**THE PROBLEM**
Give a verbatim copy of the lines below, minus the pictures.

Recorded data:
★ ★ ★ ★

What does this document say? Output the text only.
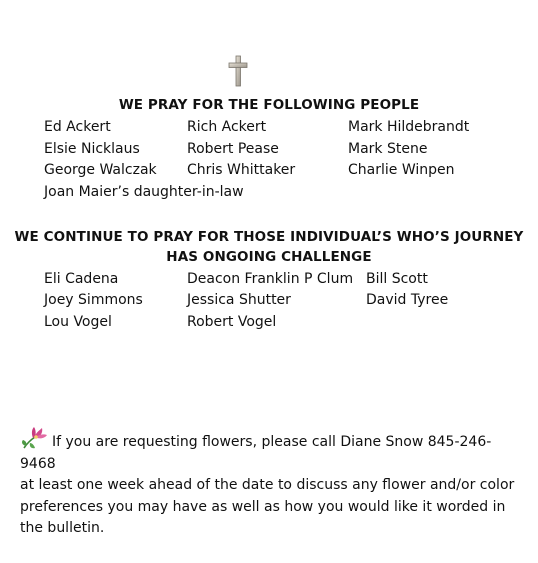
WE PRAY FOR THE FOLLOWING PEOPLE
Ed Ackert
Elsie Nicklaus
George Walczak
Joan Maier’s daughter-in-law
Rich Ackert
Robert Pease
Chris Whittaker
Mark Hildebrandt
Mark Stene
Charlie Winpen
WE CONTINUE TO PRAY FOR THOSE INDIVIDUAL’S WHO’S JOURNEY
HAS ONGOING CHALLENGE
Eli Cadena
Joey Simmons
Lou Vogel
Deacon Franklin P Clum
Jessica Shutter
Robert Vogel
Bill Scott
David Tyree
If you are requesting flowers, please call Diane Snow 845-246-9468
at least one week ahead of the date to discuss any flower and/or color
preferences you may have as well as how you would like it worded in
the bulletin.
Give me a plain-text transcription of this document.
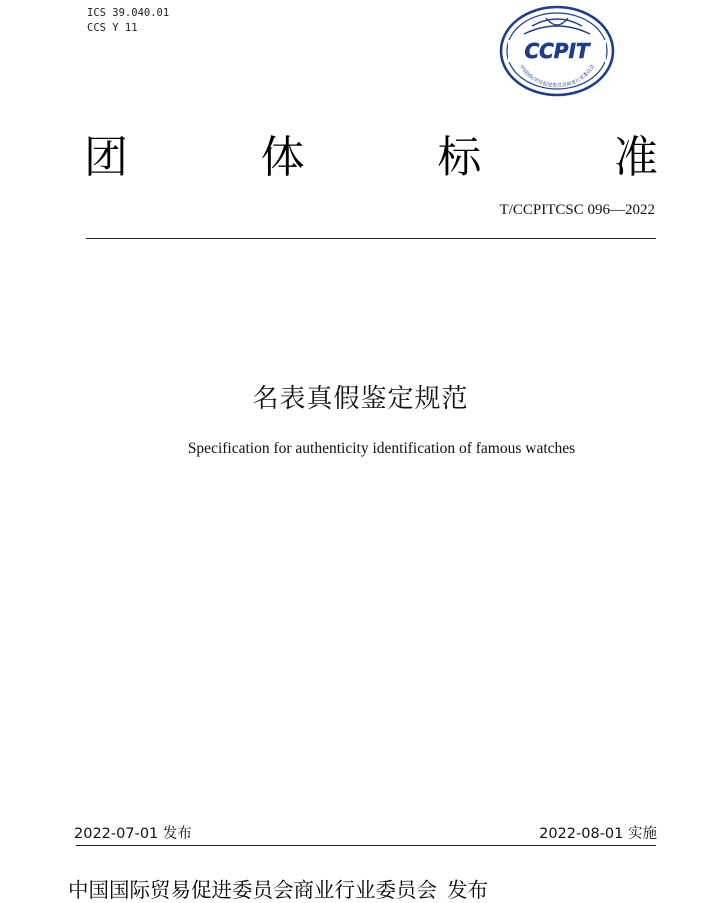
ICS 39.040.01
CCS Y 11
CCPIT
中国国际贸易促进委员会商业行业委员会
团	体	标	准
T/CCPITCSC 096—2022
名表真假鉴定规范
Specification for authenticity identification of famous watches
2022-07-01 发布	2022-08-01 实施
中国国际贸易促进委员会商业行业委员会 发布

★ ★ ★ ★

**RESPONSE TO THE EXERCISE**
What does this document say? Output the text only.
WE PRAY FOR THE FOLLOWING PEOPLE
Ed Ackert
Elsie Nicklaus
George Walczak
Joan Maier’s daughter-in-law
Rich Ackert
Robert Pease
Chris Whittaker
Mark Hildebrandt
Mark Stene
Charlie Winpen
WE CONTINUE TO PRAY FOR THOSE INDIVIDUAL’S WHO’S JOURNEY
HAS ONGOING CHALLENGE
Eli Cadena
Joey Simmons
Lou Vogel
Deacon Franklin P Clum
Jessica Shutter
Robert Vogel
Bill Scott
David Tyree
If you are requesting flowers, please call Diane Snow 845-246-9468
at least one week ahead of the date to discuss any flower and/or color
preferences you may have as well as how you would like it worded in
the bulletin.
Give me a plain-text transcription of this document.
ICS 39.040.01
CCS Y 11
CCPIT
中国国际贸易促进委员会商业行业委员会
团	体	标	准
T/CCPITCSC 096—2022
名表真假鉴定规范
Specification for authenticity identification of famous watches
2022-07-01 发布	2022-08-01 实施
中国国际贸易促进委员会商业行业委员会 发布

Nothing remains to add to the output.